--- BEGIN Supplied information ---

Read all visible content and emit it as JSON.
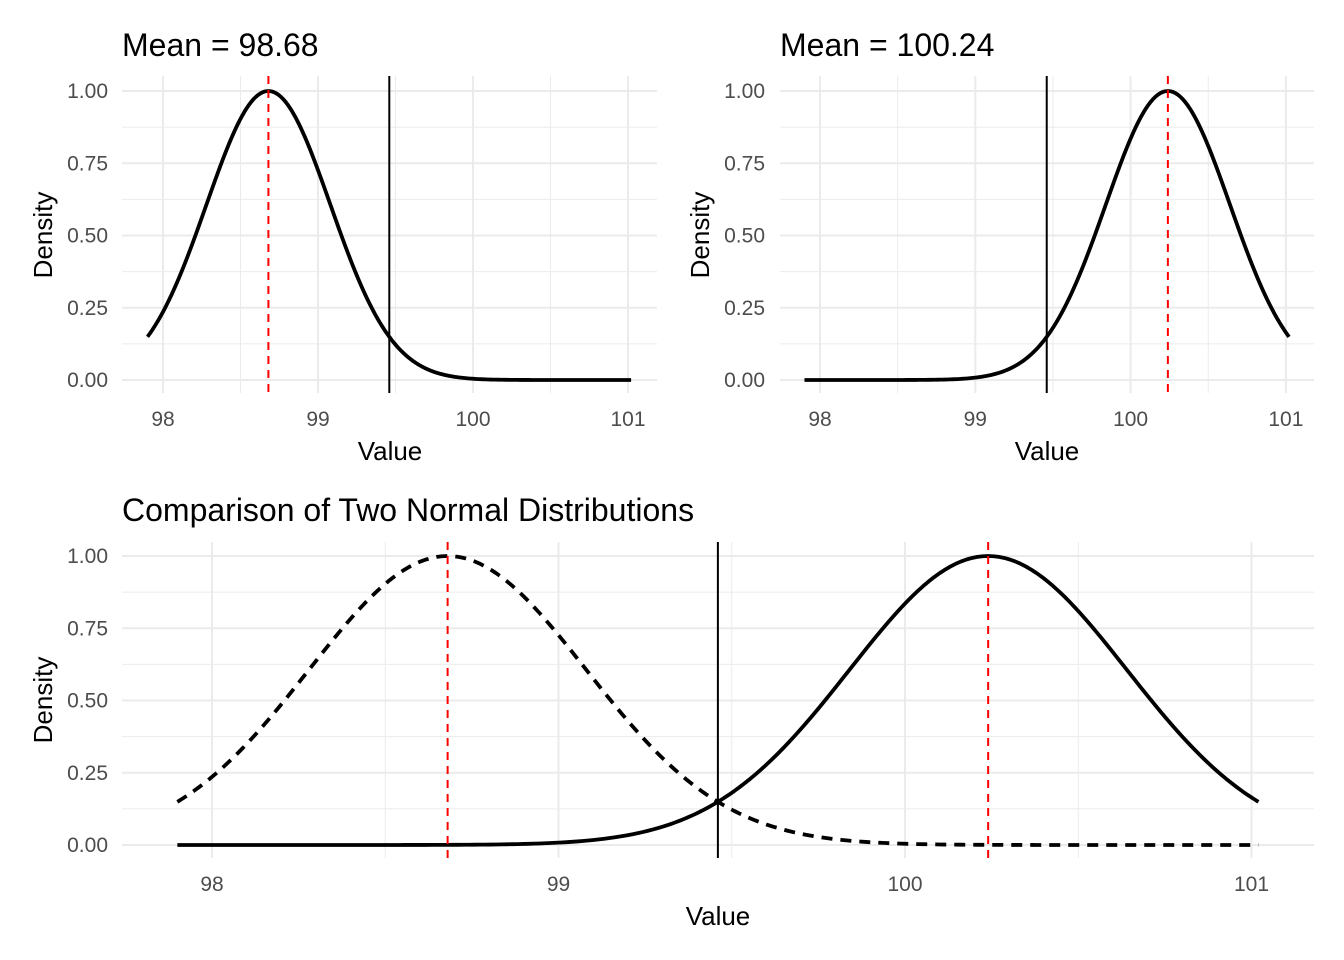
{
  "chart_data": [
    {
      "type": "line",
      "title": "Mean = 98.68",
      "xlabel": "Value",
      "ylabel": "Density",
      "xlim": [
        97.9,
        101.02
      ],
      "ylim": [
        0,
        1
      ],
      "x_ticks": [
        "98",
        "99",
        "100",
        "101"
      ],
      "y_ticks": [
        "0.00",
        "0.25",
        "0.50",
        "0.75",
        "1.00"
      ],
      "grid": true,
      "series": [
        {
          "name": "mean 98.68",
          "mean": 98.68,
          "sd": 0.4,
          "peak": 1.0,
          "style": "solid"
        }
      ],
      "mean_lines": [
        98.68
      ],
      "threshold_line": 99.46,
      "colors": {
        "curve": "#000000",
        "mean_line": "#ff0000",
        "threshold": "#000000",
        "grid": "#ebebeb"
      }
    },
    {
      "type": "line",
      "title": "Mean = 100.24",
      "xlabel": "Value",
      "ylabel": "Density",
      "xlim": [
        97.9,
        101.02
      ],
      "ylim": [
        0,
        1
      ],
      "x_ticks": [
        "98",
        "99",
        "100",
        "101"
      ],
      "y_ticks": [
        "0.00",
        "0.25",
        "0.50",
        "0.75",
        "1.00"
      ],
      "grid": true,
      "series": [
        {
          "name": "mean 100.24",
          "mean": 100.24,
          "sd": 0.4,
          "peak": 1.0,
          "style": "solid"
        }
      ],
      "mean_lines": [
        100.24
      ],
      "threshold_line": 99.46,
      "colors": {
        "curve": "#000000",
        "mean_line": "#ff0000",
        "threshold": "#000000",
        "grid": "#ebebeb"
      }
    },
    {
      "type": "line",
      "title": "Comparison of Two Normal Distributions",
      "xlabel": "Value",
      "ylabel": "Density",
      "xlim": [
        97.9,
        101.02
      ],
      "ylim": [
        0,
        1
      ],
      "x_ticks": [
        "98",
        "99",
        "100",
        "101"
      ],
      "y_ticks": [
        "0.00",
        "0.25",
        "0.50",
        "0.75",
        "1.00"
      ],
      "grid": true,
      "series": [
        {
          "name": "mean 98.68",
          "mean": 98.68,
          "sd": 0.4,
          "peak": 1.0,
          "style": "dashed"
        },
        {
          "name": "mean 100.24",
          "mean": 100.24,
          "sd": 0.4,
          "peak": 1.0,
          "style": "solid"
        }
      ],
      "mean_lines": [
        98.68,
        100.24
      ],
      "threshold_line": 99.46,
      "colors": {
        "curve": "#000000",
        "mean_line": "#ff0000",
        "threshold": "#000000",
        "grid": "#ebebeb"
      }
    }
  ]
}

--- END Supplied information ---

▸ Instructions for the task
Quote the records in their entirety, keeping the wording exact and excluding pictures.

▸ Output of the task
Read all visible content and emit it as JSON.
{
  "chart_data": [
    {
      "type": "line",
      "title": "Mean = 98.68",
      "xlabel": "Value",
      "ylabel": "Density",
      "xlim": [
        97.9,
        101.02
      ],
      "ylim": [
        0,
        1
      ],
      "x_ticks": [
        "98",
        "99",
        "100",
        "101"
      ],
      "y_ticks": [
        "0.00",
        "0.25",
        "0.50",
        "0.75",
        "1.00"
      ],
      "grid": true,
      "series": [
        {
          "name": "mean 98.68",
          "mean": 98.68,
          "sd": 0.4,
          "peak": 1.0,
          "style": "solid"
        }
      ],
      "mean_lines": [
        98.68
      ],
      "threshold_line": 99.46,
      "colors": {
        "curve": "#000000",
        "mean_line": "#ff0000",
        "threshold": "#000000",
        "grid": "#ebebeb"
      }
    },
    {
      "type": "line",
      "title": "Mean = 100.24",
      "xlabel": "Value",
      "ylabel": "Density",
      "xlim": [
        97.9,
        101.02
      ],
      "ylim": [
        0,
        1
      ],
      "x_ticks": [
        "98",
        "99",
        "100",
        "101"
      ],
      "y_ticks": [
        "0.00",
        "0.25",
        "0.50",
        "0.75",
        "1.00"
      ],
      "grid": true,
      "series": [
        {
          "name": "mean 100.24",
          "mean": 100.24,
          "sd": 0.4,
          "peak": 1.0,
          "style": "solid"
        }
      ],
      "mean_lines": [
        100.24
      ],
      "threshold_line": 99.46,
      "colors": {
        "curve": "#000000",
        "mean_line": "#ff0000",
        "threshold": "#000000",
        "grid": "#ebebeb"
      }
    },
    {
      "type": "line",
      "title": "Comparison of Two Normal Distributions",
      "xlabel": "Value",
      "ylabel": "Density",
      "xlim": [
        97.9,
        101.02
      ],
      "ylim": [
        0,
        1
      ],
      "x_ticks": [
        "98",
        "99",
        "100",
        "101"
      ],
      "y_ticks": [
        "0.00",
        "0.25",
        "0.50",
        "0.75",
        "1.00"
      ],
      "grid": true,
      "series": [
        {
          "name": "mean 98.68",
          "mean": 98.68,
          "sd": 0.4,
          "peak": 1.0,
          "style": "dashed"
        },
        {
          "name": "mean 100.24",
          "mean": 100.24,
          "sd": 0.4,
          "peak": 1.0,
          "style": "solid"
        }
      ],
      "mean_lines": [
        98.68,
        100.24
      ],
      "threshold_line": 99.46,
      "colors": {
        "curve": "#000000",
        "mean_line": "#ff0000",
        "threshold": "#000000",
        "grid": "#ebebeb"
      }
    }
  ]
}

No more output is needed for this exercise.